┌─ INPUT

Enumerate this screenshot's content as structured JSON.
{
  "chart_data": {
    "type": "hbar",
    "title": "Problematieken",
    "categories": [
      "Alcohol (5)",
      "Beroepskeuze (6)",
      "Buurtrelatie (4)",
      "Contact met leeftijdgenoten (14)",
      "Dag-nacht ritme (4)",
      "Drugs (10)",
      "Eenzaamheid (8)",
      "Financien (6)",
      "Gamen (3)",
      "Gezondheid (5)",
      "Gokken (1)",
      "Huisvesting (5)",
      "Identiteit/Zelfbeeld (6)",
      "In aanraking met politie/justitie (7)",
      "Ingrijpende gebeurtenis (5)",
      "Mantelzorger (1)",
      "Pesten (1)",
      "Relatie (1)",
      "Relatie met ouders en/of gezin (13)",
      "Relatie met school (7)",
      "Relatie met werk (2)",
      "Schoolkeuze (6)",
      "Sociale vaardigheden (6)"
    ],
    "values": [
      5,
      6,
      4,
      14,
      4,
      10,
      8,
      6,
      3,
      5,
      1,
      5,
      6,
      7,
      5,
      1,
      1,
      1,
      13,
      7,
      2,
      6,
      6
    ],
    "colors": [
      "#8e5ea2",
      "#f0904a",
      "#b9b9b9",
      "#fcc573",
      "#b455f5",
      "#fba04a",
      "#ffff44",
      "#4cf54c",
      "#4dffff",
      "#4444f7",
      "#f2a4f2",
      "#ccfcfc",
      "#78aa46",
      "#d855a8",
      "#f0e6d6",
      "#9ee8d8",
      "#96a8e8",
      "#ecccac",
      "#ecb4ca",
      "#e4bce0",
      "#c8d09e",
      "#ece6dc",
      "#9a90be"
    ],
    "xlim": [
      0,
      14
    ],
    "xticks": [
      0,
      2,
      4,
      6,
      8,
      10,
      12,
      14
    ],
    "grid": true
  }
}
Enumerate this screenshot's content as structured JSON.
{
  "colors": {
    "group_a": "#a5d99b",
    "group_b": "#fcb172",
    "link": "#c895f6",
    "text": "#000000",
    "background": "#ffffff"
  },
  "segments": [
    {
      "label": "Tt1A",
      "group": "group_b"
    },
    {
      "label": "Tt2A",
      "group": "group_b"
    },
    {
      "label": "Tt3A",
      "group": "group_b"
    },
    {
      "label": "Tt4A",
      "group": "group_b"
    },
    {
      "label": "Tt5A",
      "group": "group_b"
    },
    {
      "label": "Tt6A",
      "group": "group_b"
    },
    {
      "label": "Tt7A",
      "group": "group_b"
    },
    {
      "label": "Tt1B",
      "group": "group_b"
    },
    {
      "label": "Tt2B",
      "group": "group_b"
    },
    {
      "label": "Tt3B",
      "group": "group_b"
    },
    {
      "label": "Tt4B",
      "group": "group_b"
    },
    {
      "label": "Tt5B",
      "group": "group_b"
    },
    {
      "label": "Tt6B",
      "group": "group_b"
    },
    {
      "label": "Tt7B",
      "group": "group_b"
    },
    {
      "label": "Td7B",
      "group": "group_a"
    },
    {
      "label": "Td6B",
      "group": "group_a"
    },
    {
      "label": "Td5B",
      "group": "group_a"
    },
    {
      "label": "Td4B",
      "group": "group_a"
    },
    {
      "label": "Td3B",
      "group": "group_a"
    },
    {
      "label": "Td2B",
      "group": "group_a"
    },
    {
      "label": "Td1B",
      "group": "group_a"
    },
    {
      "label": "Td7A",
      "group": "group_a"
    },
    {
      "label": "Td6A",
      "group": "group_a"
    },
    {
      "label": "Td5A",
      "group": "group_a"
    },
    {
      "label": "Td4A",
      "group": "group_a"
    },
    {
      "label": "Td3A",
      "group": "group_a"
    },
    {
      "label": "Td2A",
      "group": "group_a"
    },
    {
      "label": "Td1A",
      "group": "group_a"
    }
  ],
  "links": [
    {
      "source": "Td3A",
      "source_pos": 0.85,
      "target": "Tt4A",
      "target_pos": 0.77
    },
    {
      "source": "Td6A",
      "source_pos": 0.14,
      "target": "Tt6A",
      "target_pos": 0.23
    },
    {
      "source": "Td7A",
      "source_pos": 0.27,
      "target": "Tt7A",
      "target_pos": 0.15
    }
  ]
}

└─

- [DIRECTIONS] Your task is to reproduce all of the records exactly.

- [SOLUTION FOR THIS PROBLEM]
Enumerate this screenshot's content as structured JSON.
{
  "chart_data": {
    "type": "hbar",
    "title": "Problematieken",
    "categories": [
      "Alcohol (5)",
      "Beroepskeuze (6)",
      "Buurtrelatie (4)",
      "Contact met leeftijdgenoten (14)",
      "Dag-nacht ritme (4)",
      "Drugs (10)",
      "Eenzaamheid (8)",
      "Financien (6)",
      "Gamen (3)",
      "Gezondheid (5)",
      "Gokken (1)",
      "Huisvesting (5)",
      "Identiteit/Zelfbeeld (6)",
      "In aanraking met politie/justitie (7)",
      "Ingrijpende gebeurtenis (5)",
      "Mantelzorger (1)",
      "Pesten (1)",
      "Relatie (1)",
      "Relatie met ouders en/of gezin (13)",
      "Relatie met school (7)",
      "Relatie met werk (2)",
      "Schoolkeuze (6)",
      "Sociale vaardigheden (6)"
    ],
    "values": [
      5,
      6,
      4,
      14,
      4,
      10,
      8,
      6,
      3,
      5,
      1,
      5,
      6,
      7,
      5,
      1,
      1,
      1,
      13,
      7,
      2,
      6,
      6
    ],
    "colors": [
      "#8e5ea2",
      "#f0904a",
      "#b9b9b9",
      "#fcc573",
      "#b455f5",
      "#fba04a",
      "#ffff44",
      "#4cf54c",
      "#4dffff",
      "#4444f7",
      "#f2a4f2",
      "#ccfcfc",
      "#78aa46",
      "#d855a8",
      "#f0e6d6",
      "#9ee8d8",
      "#96a8e8",
      "#ecccac",
      "#ecb4ca",
      "#e4bce0",
      "#c8d09e",
      "#ece6dc",
      "#9a90be"
    ],
    "xlim": [
      0,
      14
    ],
    "xticks": [
      0,
      2,
      4,
      6,
      8,
      10,
      12,
      14
    ],
    "grid": true
  }
}
Enumerate this screenshot's content as structured JSON.
{
  "colors": {
    "group_a": "#a5d99b",
    "group_b": "#fcb172",
    "link": "#c895f6",
    "text": "#000000",
    "background": "#ffffff"
  },
  "segments": [
    {
      "label": "Tt1A",
      "group": "group_b"
    },
    {
      "label": "Tt2A",
      "group": "group_b"
    },
    {
      "label": "Tt3A",
      "group": "group_b"
    },
    {
      "label": "Tt4A",
      "group": "group_b"
    },
    {
      "label": "Tt5A",
      "group": "group_b"
    },
    {
      "label": "Tt6A",
      "group": "group_b"
    },
    {
      "label": "Tt7A",
      "group": "group_b"
    },
    {
      "label": "Tt1B",
      "group": "group_b"
    },
    {
      "label": "Tt2B",
      "group": "group_b"
    },
    {
      "label": "Tt3B",
      "group": "group_b"
    },
    {
      "label": "Tt4B",
      "group": "group_b"
    },
    {
      "label": "Tt5B",
      "group": "group_b"
    },
    {
      "label": "Tt6B",
      "group": "group_b"
    },
    {
      "label": "Tt7B",
      "group": "group_b"
    },
    {
      "label": "Td7B",
      "group": "group_a"
    },
    {
      "label": "Td6B",
      "group": "group_a"
    },
    {
      "label": "Td5B",
      "group": "group_a"
    },
    {
      "label": "Td4B",
      "group": "group_a"
    },
    {
      "label": "Td3B",
      "group": "group_a"
    },
    {
      "label": "Td2B",
      "group": "group_a"
    },
    {
      "label": "Td1B",
      "group": "group_a"
    },
    {
      "label": "Td7A",
      "group": "group_a"
    },
    {
      "label": "Td6A",
      "group": "group_a"
    },
    {
      "label": "Td5A",
      "group": "group_a"
    },
    {
      "label": "Td4A",
      "group": "group_a"
    },
    {
      "label": "Td3A",
      "group": "group_a"
    },
    {
      "label": "Td2A",
      "group": "group_a"
    },
    {
      "label": "Td1A",
      "group": "group_a"
    }
  ],
  "links": [
    {
      "source": "Td3A",
      "source_pos": 0.85,
      "target": "Tt4A",
      "target_pos": 0.77
    },
    {
      "source": "Td6A",
      "source_pos": 0.14,
      "target": "Tt6A",
      "target_pos": 0.23
    },
    {
      "source": "Td7A",
      "source_pos": 0.27,
      "target": "Tt7A",
      "target_pos": 0.15
    }
  ]
}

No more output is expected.